(Stored items)
start

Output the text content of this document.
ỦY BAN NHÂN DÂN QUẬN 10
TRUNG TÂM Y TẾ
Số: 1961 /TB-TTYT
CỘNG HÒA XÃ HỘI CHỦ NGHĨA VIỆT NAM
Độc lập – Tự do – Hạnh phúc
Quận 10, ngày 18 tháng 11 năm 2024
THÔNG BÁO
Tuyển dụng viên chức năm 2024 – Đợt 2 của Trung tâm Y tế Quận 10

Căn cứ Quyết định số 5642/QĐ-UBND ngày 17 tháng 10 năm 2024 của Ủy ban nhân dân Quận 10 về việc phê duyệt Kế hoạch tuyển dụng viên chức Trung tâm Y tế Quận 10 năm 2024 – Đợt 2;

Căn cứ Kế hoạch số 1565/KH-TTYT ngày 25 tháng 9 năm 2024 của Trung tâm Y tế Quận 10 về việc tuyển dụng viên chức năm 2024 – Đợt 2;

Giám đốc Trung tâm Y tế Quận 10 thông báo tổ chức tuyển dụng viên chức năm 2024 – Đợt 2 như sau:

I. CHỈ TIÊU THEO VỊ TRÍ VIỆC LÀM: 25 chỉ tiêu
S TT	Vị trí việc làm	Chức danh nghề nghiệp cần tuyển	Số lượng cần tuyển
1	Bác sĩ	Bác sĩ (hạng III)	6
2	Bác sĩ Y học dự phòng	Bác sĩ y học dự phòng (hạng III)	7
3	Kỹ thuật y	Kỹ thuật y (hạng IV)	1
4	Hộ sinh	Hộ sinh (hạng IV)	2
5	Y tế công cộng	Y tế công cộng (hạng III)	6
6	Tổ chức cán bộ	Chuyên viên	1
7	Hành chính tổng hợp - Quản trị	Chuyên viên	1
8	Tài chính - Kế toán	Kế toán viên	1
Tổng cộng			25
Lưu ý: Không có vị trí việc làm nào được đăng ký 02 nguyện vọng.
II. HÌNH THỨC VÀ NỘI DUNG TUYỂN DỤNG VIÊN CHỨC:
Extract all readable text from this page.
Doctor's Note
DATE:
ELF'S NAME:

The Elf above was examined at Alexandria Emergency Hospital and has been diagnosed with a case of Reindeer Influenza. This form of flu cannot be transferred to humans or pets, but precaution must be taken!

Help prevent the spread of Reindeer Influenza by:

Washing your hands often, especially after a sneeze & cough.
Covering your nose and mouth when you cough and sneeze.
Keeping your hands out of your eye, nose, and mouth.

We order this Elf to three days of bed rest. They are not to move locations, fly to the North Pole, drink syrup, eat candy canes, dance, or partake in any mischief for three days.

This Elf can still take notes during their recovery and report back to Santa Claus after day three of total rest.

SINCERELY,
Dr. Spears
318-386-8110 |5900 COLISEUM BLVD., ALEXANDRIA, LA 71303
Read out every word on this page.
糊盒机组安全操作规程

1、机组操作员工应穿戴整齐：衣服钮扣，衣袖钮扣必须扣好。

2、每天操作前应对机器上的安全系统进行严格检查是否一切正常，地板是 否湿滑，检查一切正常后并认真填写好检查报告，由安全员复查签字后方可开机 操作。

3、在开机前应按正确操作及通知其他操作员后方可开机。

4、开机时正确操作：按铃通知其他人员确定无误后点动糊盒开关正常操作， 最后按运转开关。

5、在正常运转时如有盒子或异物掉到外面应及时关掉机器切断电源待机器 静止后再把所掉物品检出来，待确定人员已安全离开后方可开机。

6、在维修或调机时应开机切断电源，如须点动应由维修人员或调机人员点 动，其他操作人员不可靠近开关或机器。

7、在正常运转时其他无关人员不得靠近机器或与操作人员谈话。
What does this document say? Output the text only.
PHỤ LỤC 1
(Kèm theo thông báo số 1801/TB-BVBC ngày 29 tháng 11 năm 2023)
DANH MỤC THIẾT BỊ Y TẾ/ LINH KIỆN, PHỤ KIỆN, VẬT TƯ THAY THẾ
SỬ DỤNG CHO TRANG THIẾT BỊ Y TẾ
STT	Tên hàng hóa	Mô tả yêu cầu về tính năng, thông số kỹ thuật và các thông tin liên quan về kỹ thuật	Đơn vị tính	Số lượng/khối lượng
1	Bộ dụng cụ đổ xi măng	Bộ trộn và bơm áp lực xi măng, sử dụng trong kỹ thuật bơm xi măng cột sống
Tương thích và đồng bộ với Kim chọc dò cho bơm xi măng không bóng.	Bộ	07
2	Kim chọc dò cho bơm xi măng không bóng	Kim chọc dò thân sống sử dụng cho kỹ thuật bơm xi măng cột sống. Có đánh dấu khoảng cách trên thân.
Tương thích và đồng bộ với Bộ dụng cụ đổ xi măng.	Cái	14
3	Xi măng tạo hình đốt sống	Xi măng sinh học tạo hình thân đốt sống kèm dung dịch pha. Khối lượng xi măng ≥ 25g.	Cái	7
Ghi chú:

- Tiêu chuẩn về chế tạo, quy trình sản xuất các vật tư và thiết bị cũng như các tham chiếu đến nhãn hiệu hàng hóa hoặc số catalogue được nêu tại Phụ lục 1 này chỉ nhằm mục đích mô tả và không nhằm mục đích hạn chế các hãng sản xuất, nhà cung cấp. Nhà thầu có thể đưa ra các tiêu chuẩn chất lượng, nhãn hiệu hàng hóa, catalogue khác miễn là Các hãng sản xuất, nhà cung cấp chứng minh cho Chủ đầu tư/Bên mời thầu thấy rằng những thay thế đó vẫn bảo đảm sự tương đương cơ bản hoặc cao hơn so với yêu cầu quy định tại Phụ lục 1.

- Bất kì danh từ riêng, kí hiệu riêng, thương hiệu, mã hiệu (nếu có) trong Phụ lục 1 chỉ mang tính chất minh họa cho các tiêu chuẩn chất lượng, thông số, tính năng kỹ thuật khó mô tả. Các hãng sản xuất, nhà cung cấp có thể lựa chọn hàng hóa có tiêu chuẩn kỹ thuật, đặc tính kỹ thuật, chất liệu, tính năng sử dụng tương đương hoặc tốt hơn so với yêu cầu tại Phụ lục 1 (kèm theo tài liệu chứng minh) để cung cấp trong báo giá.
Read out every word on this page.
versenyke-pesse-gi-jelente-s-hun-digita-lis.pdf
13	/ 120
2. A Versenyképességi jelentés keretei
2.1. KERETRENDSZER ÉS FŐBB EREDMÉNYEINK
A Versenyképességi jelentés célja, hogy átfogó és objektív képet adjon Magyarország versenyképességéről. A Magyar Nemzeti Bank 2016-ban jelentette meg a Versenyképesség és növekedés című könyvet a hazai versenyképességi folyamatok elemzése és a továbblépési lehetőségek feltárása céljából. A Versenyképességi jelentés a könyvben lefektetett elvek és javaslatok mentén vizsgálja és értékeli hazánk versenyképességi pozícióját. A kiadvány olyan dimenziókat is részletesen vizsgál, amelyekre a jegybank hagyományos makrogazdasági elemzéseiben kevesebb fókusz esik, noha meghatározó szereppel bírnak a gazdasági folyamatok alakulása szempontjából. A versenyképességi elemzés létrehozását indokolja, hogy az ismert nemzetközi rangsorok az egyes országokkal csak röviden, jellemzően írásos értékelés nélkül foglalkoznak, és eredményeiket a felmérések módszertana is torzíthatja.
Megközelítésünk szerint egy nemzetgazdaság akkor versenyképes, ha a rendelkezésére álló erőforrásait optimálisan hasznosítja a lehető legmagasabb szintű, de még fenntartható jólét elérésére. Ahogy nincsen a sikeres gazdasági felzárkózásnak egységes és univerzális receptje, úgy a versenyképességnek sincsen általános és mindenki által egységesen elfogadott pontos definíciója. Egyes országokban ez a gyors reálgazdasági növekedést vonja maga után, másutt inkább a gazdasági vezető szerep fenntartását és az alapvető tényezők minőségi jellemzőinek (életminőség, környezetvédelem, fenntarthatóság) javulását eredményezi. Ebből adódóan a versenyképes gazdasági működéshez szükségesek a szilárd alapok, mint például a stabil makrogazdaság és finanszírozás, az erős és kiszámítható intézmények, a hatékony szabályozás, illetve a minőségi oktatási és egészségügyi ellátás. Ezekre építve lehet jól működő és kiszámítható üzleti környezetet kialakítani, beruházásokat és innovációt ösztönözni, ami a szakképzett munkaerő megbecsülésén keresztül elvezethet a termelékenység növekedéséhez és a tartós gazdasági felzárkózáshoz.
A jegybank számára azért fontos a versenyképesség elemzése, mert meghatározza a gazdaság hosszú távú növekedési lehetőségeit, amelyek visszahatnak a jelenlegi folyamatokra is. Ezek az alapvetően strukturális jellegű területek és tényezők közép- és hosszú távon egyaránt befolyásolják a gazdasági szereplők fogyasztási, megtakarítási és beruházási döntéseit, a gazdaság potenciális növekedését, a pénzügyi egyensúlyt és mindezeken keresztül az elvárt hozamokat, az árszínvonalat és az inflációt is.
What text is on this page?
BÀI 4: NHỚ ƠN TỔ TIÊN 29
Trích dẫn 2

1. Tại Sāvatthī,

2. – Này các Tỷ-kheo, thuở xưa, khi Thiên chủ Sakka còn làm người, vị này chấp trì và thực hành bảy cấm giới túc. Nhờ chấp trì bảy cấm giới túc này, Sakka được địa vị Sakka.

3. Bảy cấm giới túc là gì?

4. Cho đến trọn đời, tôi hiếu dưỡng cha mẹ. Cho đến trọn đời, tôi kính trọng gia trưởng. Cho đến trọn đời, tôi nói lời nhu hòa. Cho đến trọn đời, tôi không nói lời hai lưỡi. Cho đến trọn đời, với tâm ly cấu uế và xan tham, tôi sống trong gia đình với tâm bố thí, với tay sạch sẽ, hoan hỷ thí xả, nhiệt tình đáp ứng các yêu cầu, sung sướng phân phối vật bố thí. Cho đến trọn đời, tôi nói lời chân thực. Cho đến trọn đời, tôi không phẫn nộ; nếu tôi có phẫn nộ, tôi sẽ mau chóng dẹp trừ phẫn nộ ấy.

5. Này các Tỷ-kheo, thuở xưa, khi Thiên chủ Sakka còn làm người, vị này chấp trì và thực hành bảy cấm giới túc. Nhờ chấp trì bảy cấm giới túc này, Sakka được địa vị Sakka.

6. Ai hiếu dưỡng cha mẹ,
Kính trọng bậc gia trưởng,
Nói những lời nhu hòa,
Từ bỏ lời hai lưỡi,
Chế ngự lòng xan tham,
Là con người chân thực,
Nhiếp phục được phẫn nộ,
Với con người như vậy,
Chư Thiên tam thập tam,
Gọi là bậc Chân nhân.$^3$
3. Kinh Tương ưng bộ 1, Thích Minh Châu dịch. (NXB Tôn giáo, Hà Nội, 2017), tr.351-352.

end

_Given instruction_
Which lines run from the one containing "What text is on this page?" to the end of the entries above? Quote exactly those, and only those.

_Correct response_
What text is on this page?
BÀI 4: NHỚ ƠN TỔ TIÊN 29
Trích dẫn 2

1. Tại Sāvatthī,

2. – Này các Tỷ-kheo, thuở xưa, khi Thiên chủ Sakka còn làm người, vị này chấp trì và thực hành bảy cấm giới túc. Nhờ chấp trì bảy cấm giới túc này, Sakka được địa vị Sakka.

3. Bảy cấm giới túc là gì?

4. Cho đến trọn đời, tôi hiếu dưỡng cha mẹ. Cho đến trọn đời, tôi kính trọng gia trưởng. Cho đến trọn đời, tôi nói lời nhu hòa. Cho đến trọn đời, tôi không nói lời hai lưỡi. Cho đến trọn đời, với tâm ly cấu uế và xan tham, tôi sống trong gia đình với tâm bố thí, với tay sạch sẽ, hoan hỷ thí xả, nhiệt tình đáp ứng các yêu cầu, sung sướng phân phối vật bố thí. Cho đến trọn đời, tôi nói lời chân thực. Cho đến trọn đời, tôi không phẫn nộ; nếu tôi có phẫn nộ, tôi sẽ mau chóng dẹp trừ phẫn nộ ấy.

5. Này các Tỷ-kheo, thuở xưa, khi Thiên chủ Sakka còn làm người, vị này chấp trì và thực hành bảy cấm giới túc. Nhờ chấp trì bảy cấm giới túc này, Sakka được địa vị Sakka.

6. Ai hiếu dưỡng cha mẹ,
Kính trọng bậc gia trưởng,
Nói những lời nhu hòa,
Từ bỏ lời hai lưỡi,
Chế ngự lòng xan tham,
Là con người chân thực,
Nhiếp phục được phẫn nộ,
Với con người như vậy,
Chư Thiên tam thập tam,
Gọi là bậc Chân nhân.$^3$
3. Kinh Tương ưng bộ 1, Thích Minh Châu dịch. (NXB Tôn giáo, Hà Nội, 2017), tr.351-352.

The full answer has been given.